▸ What is needed
Repeat every record exactly, but keep images out of the copy.

▸ Data
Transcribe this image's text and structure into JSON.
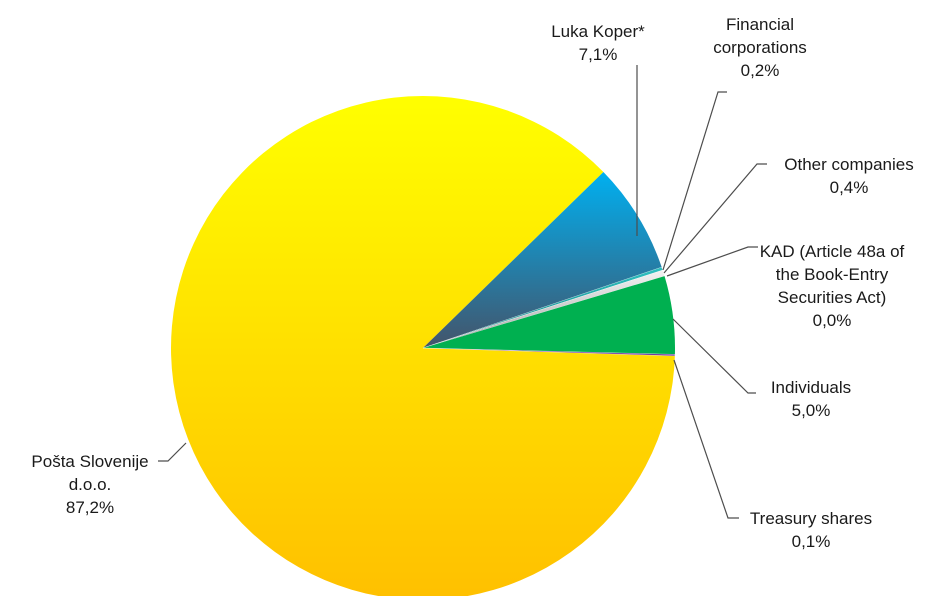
{
  "chart_data": {
    "type": "pie",
    "title": "",
    "legend": "none",
    "slices": [
      {
        "name": "Pošta Slovenije d.o.o.",
        "value": 87.2,
        "value_label": "87,2%",
        "label_lines": [
          "Pošta Slovenije",
          "d.o.o.",
          "87,2%"
        ],
        "colors": [
          "#ffff00",
          "#ffc000"
        ]
      },
      {
        "name": "Luka Koper*",
        "value": 7.1,
        "value_label": "7,1%",
        "label_lines": [
          "Luka Koper*",
          "7,1%"
        ],
        "colors": [
          "#00b0f0",
          "#44546a"
        ]
      },
      {
        "name": "Financial corporations",
        "value": 0.2,
        "value_label": "0,2%",
        "label_lines": [
          "Financial",
          "corporations",
          "0,2%"
        ],
        "colors": [
          "#2fc0c0",
          "#168080"
        ]
      },
      {
        "name": "Other companies",
        "value": 0.4,
        "value_label": "0,4%",
        "label_lines": [
          "Other companies",
          "0,4%"
        ],
        "colors": [
          "#f2f2f2",
          "#a6a6a6"
        ]
      },
      {
        "name": "KAD (Article 48a of the Book-Entry Securities Act)",
        "value": 0.0,
        "value_label": "0,0%",
        "label_lines": [
          "KAD (Article 48a of",
          "the Book-Entry",
          "Securities Act)",
          "0,0%"
        ],
        "colors": [
          "#d9d9d9",
          "#808080"
        ]
      },
      {
        "name": "Individuals",
        "value": 5.0,
        "value_label": "5,0%",
        "label_lines": [
          "Individuals",
          "5,0%"
        ],
        "colors": [
          "#00b050",
          "#00b050"
        ]
      },
      {
        "name": "Treasury shares",
        "value": 0.1,
        "value_label": "0,1%",
        "label_lines": [
          "Treasury shares",
          "0,1%"
        ],
        "colors": [
          "#7030a0",
          "#7030a0"
        ]
      }
    ]
  }
}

▸ Exercise response
Transcribe this image's text and structure into JSON.
{
  "chart_data": {
    "type": "pie",
    "title": "",
    "legend": "none",
    "slices": [
      {
        "name": "Pošta Slovenije d.o.o.",
        "value": 87.2,
        "value_label": "87,2%",
        "label_lines": [
          "Pošta Slovenije",
          "d.o.o.",
          "87,2%"
        ],
        "colors": [
          "#ffff00",
          "#ffc000"
        ]
      },
      {
        "name": "Luka Koper*",
        "value": 7.1,
        "value_label": "7,1%",
        "label_lines": [
          "Luka Koper*",
          "7,1%"
        ],
        "colors": [
          "#00b0f0",
          "#44546a"
        ]
      },
      {
        "name": "Financial corporations",
        "value": 0.2,
        "value_label": "0,2%",
        "label_lines": [
          "Financial",
          "corporations",
          "0,2%"
        ],
        "colors": [
          "#2fc0c0",
          "#168080"
        ]
      },
      {
        "name": "Other companies",
        "value": 0.4,
        "value_label": "0,4%",
        "label_lines": [
          "Other companies",
          "0,4%"
        ],
        "colors": [
          "#f2f2f2",
          "#a6a6a6"
        ]
      },
      {
        "name": "KAD (Article 48a of the Book-Entry Securities Act)",
        "value": 0.0,
        "value_label": "0,0%",
        "label_lines": [
          "KAD (Article 48a of",
          "the Book-Entry",
          "Securities Act)",
          "0,0%"
        ],
        "colors": [
          "#d9d9d9",
          "#808080"
        ]
      },
      {
        "name": "Individuals",
        "value": 5.0,
        "value_label": "5,0%",
        "label_lines": [
          "Individuals",
          "5,0%"
        ],
        "colors": [
          "#00b050",
          "#00b050"
        ]
      },
      {
        "name": "Treasury shares",
        "value": 0.1,
        "value_label": "0,1%",
        "label_lines": [
          "Treasury shares",
          "0,1%"
        ],
        "colors": [
          "#7030a0",
          "#7030a0"
        ]
      }
    ]
  }
}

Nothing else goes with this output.